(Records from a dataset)
* begin *

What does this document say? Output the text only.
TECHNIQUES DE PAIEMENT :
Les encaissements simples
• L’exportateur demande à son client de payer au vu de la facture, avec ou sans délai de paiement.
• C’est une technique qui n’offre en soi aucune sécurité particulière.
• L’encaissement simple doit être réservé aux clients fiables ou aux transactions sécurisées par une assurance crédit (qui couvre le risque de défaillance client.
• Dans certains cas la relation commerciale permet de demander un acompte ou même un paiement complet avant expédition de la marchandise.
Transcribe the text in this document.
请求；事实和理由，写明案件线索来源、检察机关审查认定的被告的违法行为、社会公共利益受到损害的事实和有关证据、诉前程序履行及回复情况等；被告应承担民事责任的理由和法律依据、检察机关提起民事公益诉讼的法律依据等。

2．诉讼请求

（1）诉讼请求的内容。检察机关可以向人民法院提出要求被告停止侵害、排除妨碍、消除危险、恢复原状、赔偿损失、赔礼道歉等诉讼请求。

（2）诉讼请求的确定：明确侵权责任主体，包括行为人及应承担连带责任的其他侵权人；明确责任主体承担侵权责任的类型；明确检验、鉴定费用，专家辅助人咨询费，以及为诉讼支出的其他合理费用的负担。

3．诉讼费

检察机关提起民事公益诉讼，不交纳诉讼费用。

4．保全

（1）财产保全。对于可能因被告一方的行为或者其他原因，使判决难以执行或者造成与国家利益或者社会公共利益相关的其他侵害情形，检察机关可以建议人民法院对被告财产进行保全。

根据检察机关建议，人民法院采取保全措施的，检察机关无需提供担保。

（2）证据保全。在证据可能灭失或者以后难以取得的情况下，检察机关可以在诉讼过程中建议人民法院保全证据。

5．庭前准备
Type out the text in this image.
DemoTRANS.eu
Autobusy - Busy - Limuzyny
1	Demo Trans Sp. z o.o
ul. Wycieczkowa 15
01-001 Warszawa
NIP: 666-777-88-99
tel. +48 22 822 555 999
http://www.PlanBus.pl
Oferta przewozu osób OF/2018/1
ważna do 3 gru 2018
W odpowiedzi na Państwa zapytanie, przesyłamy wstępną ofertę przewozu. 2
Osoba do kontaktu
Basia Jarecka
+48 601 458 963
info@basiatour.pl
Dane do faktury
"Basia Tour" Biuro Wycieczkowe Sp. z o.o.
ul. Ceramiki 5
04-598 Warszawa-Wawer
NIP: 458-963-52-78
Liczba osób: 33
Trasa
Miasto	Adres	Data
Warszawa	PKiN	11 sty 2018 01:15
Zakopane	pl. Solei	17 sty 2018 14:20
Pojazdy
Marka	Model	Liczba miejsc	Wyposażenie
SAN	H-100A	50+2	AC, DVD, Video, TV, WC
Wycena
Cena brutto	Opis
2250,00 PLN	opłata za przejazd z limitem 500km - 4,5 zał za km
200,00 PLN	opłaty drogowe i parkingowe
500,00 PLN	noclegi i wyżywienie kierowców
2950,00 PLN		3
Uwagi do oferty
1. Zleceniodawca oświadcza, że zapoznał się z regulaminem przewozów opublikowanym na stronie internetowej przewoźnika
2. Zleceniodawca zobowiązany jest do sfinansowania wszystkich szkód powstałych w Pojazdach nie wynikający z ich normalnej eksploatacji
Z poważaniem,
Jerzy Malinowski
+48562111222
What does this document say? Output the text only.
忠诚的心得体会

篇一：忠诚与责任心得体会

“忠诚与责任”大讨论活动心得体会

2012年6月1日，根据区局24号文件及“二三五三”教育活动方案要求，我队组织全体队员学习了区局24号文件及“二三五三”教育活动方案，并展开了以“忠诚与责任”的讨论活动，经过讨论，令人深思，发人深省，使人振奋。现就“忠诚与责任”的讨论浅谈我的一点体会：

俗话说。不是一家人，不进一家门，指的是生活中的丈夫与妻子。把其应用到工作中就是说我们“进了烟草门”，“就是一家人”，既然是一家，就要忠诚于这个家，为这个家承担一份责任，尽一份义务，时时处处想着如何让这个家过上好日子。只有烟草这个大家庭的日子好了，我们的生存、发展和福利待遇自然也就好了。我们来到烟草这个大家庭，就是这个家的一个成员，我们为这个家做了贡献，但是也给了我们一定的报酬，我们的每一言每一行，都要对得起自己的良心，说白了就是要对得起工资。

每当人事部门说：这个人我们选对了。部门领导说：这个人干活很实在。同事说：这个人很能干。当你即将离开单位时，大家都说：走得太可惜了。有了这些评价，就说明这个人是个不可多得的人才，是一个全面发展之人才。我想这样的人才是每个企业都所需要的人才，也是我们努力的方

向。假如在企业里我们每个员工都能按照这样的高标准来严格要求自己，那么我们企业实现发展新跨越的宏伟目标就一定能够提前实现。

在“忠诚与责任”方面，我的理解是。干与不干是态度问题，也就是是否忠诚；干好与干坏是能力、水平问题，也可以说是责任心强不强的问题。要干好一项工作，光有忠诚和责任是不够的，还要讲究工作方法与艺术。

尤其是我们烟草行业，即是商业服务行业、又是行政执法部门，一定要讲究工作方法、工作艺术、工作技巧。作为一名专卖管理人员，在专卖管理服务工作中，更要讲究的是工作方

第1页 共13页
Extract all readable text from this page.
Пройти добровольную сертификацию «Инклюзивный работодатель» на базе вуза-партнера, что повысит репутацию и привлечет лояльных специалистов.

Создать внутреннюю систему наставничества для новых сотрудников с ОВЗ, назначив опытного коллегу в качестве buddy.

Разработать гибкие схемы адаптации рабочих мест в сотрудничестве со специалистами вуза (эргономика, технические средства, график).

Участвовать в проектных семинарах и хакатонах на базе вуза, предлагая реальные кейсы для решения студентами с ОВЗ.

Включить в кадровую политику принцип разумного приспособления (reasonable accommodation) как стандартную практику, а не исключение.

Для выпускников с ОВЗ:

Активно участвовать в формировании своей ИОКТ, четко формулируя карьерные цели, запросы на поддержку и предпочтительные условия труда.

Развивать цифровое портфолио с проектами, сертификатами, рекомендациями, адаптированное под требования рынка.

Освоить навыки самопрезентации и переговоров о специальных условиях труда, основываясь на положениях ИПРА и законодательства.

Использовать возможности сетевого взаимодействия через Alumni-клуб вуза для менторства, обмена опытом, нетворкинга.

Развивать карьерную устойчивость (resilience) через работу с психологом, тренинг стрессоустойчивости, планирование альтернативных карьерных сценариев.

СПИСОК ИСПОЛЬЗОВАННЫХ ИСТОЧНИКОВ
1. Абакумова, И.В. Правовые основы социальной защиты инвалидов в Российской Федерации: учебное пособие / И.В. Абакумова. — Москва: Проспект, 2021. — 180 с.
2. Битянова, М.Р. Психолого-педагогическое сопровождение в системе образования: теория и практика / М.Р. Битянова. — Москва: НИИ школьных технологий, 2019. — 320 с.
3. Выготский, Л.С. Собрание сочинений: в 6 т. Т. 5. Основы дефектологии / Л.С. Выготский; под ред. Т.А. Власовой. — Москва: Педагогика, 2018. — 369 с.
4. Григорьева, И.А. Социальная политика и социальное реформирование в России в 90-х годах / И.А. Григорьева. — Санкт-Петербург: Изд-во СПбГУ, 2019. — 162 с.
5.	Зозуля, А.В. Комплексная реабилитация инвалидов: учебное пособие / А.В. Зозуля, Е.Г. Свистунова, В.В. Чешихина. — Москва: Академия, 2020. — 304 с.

* end *

[PROBLEM REQUIREMENTS]:
Reproduce the complete set of lines precisely as supplied.

[SOLUTION TO THIS PROBLEM]:
What does this document say? Output the text only.
TECHNIQUES DE PAIEMENT :
Les encaissements simples
• L’exportateur demande à son client de payer au vu de la facture, avec ou sans délai de paiement.
• C’est une technique qui n’offre en soi aucune sécurité particulière.
• L’encaissement simple doit être réservé aux clients fiables ou aux transactions sécurisées par une assurance crédit (qui couvre le risque de défaillance client.
• Dans certains cas la relation commerciale permet de demander un acompte ou même un paiement complet avant expédition de la marchandise.
Transcribe the text in this document.
请求；事实和理由，写明案件线索来源、检察机关审查认定的被告的违法行为、社会公共利益受到损害的事实和有关证据、诉前程序履行及回复情况等；被告应承担民事责任的理由和法律依据、检察机关提起民事公益诉讼的法律依据等。

2．诉讼请求

（1）诉讼请求的内容。检察机关可以向人民法院提出要求被告停止侵害、排除妨碍、消除危险、恢复原状、赔偿损失、赔礼道歉等诉讼请求。

（2）诉讼请求的确定：明确侵权责任主体，包括行为人及应承担连带责任的其他侵权人；明确责任主体承担侵权责任的类型；明确检验、鉴定费用，专家辅助人咨询费，以及为诉讼支出的其他合理费用的负担。

3．诉讼费

检察机关提起民事公益诉讼，不交纳诉讼费用。

4．保全

（1）财产保全。对于可能因被告一方的行为或者其他原因，使判决难以执行或者造成与国家利益或者社会公共利益相关的其他侵害情形，检察机关可以建议人民法院对被告财产进行保全。

根据检察机关建议，人民法院采取保全措施的，检察机关无需提供担保。

（2）证据保全。在证据可能灭失或者以后难以取得的情况下，检察机关可以在诉讼过程中建议人民法院保全证据。

5．庭前准备
Type out the text in this image.
DemoTRANS.eu
Autobusy - Busy - Limuzyny
1	Demo Trans Sp. z o.o
ul. Wycieczkowa 15
01-001 Warszawa
NIP: 666-777-88-99
tel. +48 22 822 555 999
http://www.PlanBus.pl
Oferta przewozu osób OF/2018/1
ważna do 3 gru 2018
W odpowiedzi na Państwa zapytanie, przesyłamy wstępną ofertę przewozu. 2
Osoba do kontaktu
Basia Jarecka
+48 601 458 963
info@basiatour.pl
Dane do faktury
"Basia Tour" Biuro Wycieczkowe Sp. z o.o.
ul. Ceramiki 5
04-598 Warszawa-Wawer
NIP: 458-963-52-78
Liczba osób: 33
Trasa
Miasto	Adres	Data
Warszawa	PKiN	11 sty 2018 01:15
Zakopane	pl. Solei	17 sty 2018 14:20
Pojazdy
Marka	Model	Liczba miejsc	Wyposażenie
SAN	H-100A	50+2	AC, DVD, Video, TV, WC
Wycena
Cena brutto	Opis
2250,00 PLN	opłata za przejazd z limitem 500km - 4,5 zał za km
200,00 PLN	opłaty drogowe i parkingowe
500,00 PLN	noclegi i wyżywienie kierowców
2950,00 PLN		3
Uwagi do oferty
1. Zleceniodawca oświadcza, że zapoznał się z regulaminem przewozów opublikowanym na stronie internetowej przewoźnika
2. Zleceniodawca zobowiązany jest do sfinansowania wszystkich szkód powstałych w Pojazdach nie wynikający z ich normalnej eksploatacji
Z poważaniem,
Jerzy Malinowski
+48562111222
What does this document say? Output the text only.
忠诚的心得体会

篇一：忠诚与责任心得体会

“忠诚与责任”大讨论活动心得体会

2012年6月1日，根据区局24号文件及“二三五三”教育活动方案要求，我队组织全体队员学习了区局24号文件及“二三五三”教育活动方案，并展开了以“忠诚与责任”的讨论活动，经过讨论，令人深思，发人深省，使人振奋。现就“忠诚与责任”的讨论浅谈我的一点体会：

俗话说。不是一家人，不进一家门，指的是生活中的丈夫与妻子。把其应用到工作中就是说我们“进了烟草门”，“就是一家人”，既然是一家，就要忠诚于这个家，为这个家承担一份责任，尽一份义务，时时处处想着如何让这个家过上好日子。只有烟草这个大家庭的日子好了，我们的生存、发展和福利待遇自然也就好了。我们来到烟草这个大家庭，就是这个家的一个成员，我们为这个家做了贡献，但是也给了我们一定的报酬，我们的每一言每一行，都要对得起自己的良心，说白了就是要对得起工资。

每当人事部门说：这个人我们选对了。部门领导说：这个人干活很实在。同事说：这个人很能干。当你即将离开单位时，大家都说：走得太可惜了。有了这些评价，就说明这个人是个不可多得的人才，是一个全面发展之人才。我想这样的人才是每个企业都所需要的人才，也是我们努力的方

向。假如在企业里我们每个员工都能按照这样的高标准来严格要求自己，那么我们企业实现发展新跨越的宏伟目标就一定能够提前实现。

在“忠诚与责任”方面，我的理解是。干与不干是态度问题，也就是是否忠诚；干好与干坏是能力、水平问题，也可以说是责任心强不强的问题。要干好一项工作，光有忠诚和责任是不够的，还要讲究工作方法与艺术。

尤其是我们烟草行业，即是商业服务行业、又是行政执法部门，一定要讲究工作方法、工作艺术、工作技巧。作为一名专卖管理人员，在专卖管理服务工作中，更要讲究的是工作方

第1页 共13页
Extract all readable text from this page.
Пройти добровольную сертификацию «Инклюзивный работодатель» на базе вуза-партнера, что повысит репутацию и привлечет лояльных специалистов.

Создать внутреннюю систему наставничества для новых сотрудников с ОВЗ, назначив опытного коллегу в качестве buddy.

Разработать гибкие схемы адаптации рабочих мест в сотрудничестве со специалистами вуза (эргономика, технические средства, график).

Участвовать в проектных семинарах и хакатонах на базе вуза, предлагая реальные кейсы для решения студентами с ОВЗ.

Включить в кадровую политику принцип разумного приспособления (reasonable accommodation) как стандартную практику, а не исключение.

Для выпускников с ОВЗ:

Активно участвовать в формировании своей ИОКТ, четко формулируя карьерные цели, запросы на поддержку и предпочтительные условия труда.

Развивать цифровое портфолио с проектами, сертификатами, рекомендациями, адаптированное под требования рынка.

Освоить навыки самопрезентации и переговоров о специальных условиях труда, основываясь на положениях ИПРА и законодательства.

Использовать возможности сетевого взаимодействия через Alumni-клуб вуза для менторства, обмена опытом, нетворкинга.

Развивать карьерную устойчивость (resilience) через работу с психологом, тренинг стрессоустойчивости, планирование альтернативных карьерных сценариев.

СПИСОК ИСПОЛЬЗОВАННЫХ ИСТОЧНИКОВ
1. Абакумова, И.В. Правовые основы социальной защиты инвалидов в Российской Федерации: учебное пособие / И.В. Абакумова. — Москва: Проспект, 2021. — 180 с.
2. Битянова, М.Р. Психолого-педагогическое сопровождение в системе образования: теория и практика / М.Р. Битянова. — Москва: НИИ школьных технологий, 2019. — 320 с.
3. Выготский, Л.С. Собрание сочинений: в 6 т. Т. 5. Основы дефектологии / Л.С. Выготский; под ред. Т.А. Власовой. — Москва: Педагогика, 2018. — 369 с.
4. Григорьева, И.А. Социальная политика и социальное реформирование в России в 90-х годах / И.А. Григорьева. — Санкт-Петербург: Изд-во СПбГУ, 2019. — 162 с.
5.	Зозуля, А.В. Комплексная реабилитация инвалидов: учебное пособие / А.В. Зозуля, Е.Г. Свистунова, В.В. Чешихина. — Москва: Академия, 2020. — 304 с.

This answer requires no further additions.